▸ **Exercise**
In the material below, find every line with "have" and pull it out.

[Saved entries]
** BEGIN **
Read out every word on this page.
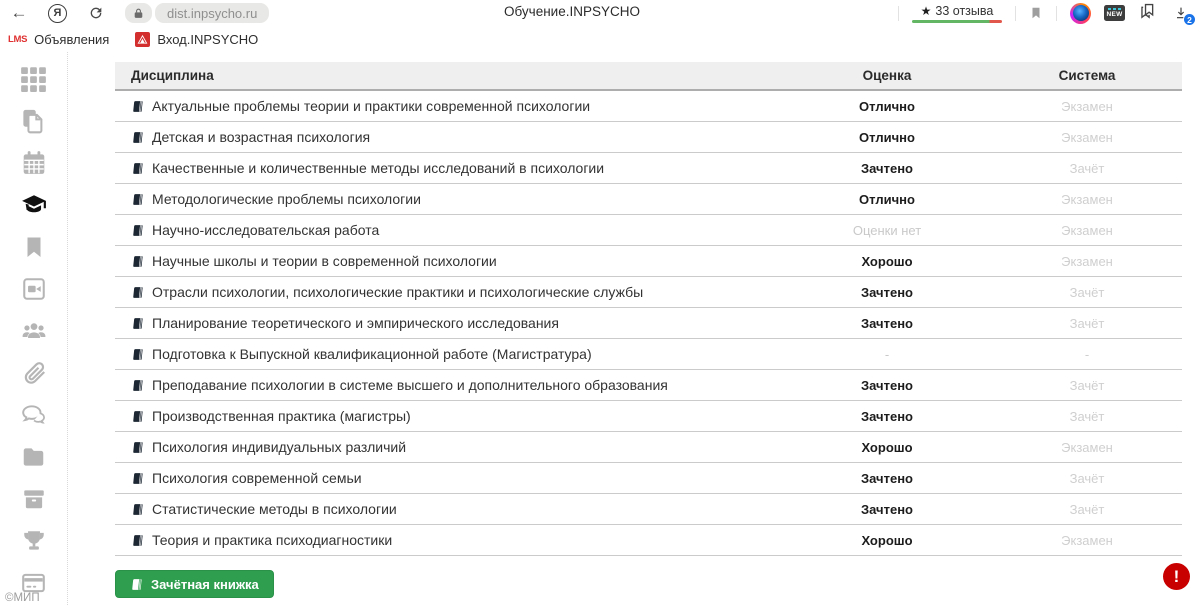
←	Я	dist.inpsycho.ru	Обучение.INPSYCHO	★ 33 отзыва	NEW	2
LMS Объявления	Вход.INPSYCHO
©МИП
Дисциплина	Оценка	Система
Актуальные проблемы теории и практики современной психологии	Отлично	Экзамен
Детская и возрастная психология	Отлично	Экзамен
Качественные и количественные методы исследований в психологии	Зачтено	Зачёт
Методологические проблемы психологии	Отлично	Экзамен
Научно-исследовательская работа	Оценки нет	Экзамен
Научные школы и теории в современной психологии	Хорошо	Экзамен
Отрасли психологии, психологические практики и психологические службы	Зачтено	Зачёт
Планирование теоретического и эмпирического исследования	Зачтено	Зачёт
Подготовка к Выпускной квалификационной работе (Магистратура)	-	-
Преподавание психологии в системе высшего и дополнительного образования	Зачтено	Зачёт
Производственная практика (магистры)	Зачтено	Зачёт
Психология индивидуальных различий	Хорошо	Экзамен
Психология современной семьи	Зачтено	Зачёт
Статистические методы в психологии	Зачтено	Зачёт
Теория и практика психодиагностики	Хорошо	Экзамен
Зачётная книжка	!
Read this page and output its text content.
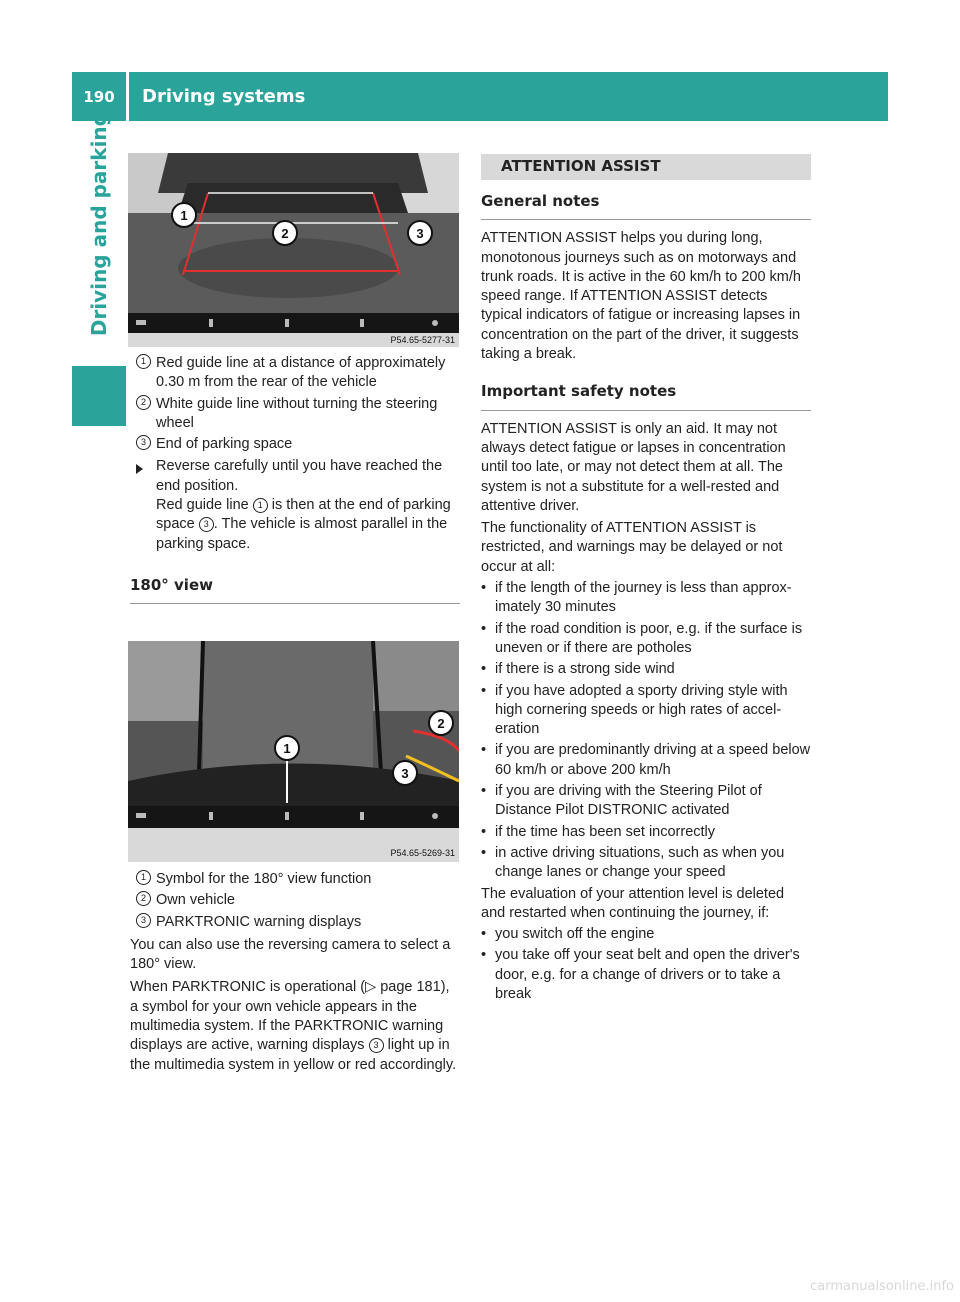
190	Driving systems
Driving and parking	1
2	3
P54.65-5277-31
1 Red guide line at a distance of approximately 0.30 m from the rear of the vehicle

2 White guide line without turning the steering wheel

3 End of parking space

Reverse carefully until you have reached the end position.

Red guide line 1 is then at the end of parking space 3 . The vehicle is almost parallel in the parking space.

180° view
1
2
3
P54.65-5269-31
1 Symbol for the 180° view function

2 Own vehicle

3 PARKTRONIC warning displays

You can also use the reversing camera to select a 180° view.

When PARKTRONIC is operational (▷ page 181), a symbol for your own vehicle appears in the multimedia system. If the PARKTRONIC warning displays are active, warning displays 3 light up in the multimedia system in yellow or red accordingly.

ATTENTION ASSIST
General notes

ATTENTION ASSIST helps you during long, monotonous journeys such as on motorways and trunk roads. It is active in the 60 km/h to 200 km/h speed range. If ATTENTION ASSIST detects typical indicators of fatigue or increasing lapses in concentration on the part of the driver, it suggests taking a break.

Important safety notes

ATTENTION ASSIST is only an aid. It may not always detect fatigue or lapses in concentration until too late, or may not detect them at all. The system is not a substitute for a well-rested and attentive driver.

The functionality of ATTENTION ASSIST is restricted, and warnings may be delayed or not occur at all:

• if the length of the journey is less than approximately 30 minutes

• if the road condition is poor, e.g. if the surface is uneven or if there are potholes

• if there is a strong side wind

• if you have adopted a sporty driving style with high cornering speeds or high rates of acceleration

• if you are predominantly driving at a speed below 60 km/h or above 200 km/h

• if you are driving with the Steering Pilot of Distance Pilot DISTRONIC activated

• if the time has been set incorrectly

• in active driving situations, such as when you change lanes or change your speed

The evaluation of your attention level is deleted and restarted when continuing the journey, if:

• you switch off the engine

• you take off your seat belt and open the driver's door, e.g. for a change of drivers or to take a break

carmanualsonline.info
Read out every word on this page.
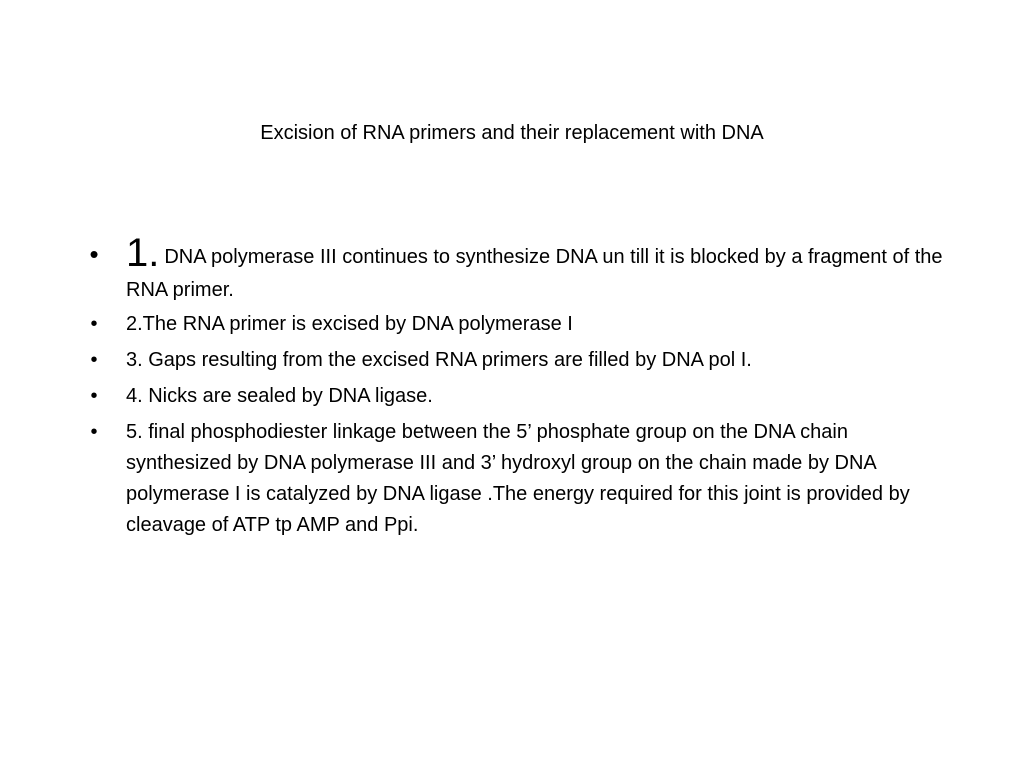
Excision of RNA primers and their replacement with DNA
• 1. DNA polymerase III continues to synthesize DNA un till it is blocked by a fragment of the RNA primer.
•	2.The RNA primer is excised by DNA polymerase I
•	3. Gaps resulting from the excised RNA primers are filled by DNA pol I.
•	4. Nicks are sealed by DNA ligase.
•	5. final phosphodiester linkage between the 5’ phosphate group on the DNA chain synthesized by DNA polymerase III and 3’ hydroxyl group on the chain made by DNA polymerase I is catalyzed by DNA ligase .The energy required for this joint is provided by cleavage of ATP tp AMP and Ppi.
** END **
▸ **Full solution**
Reverse carefully until you have reached the end position.
• if you have adopted a sporty driving style with high cornering speeds or high rates of acceleration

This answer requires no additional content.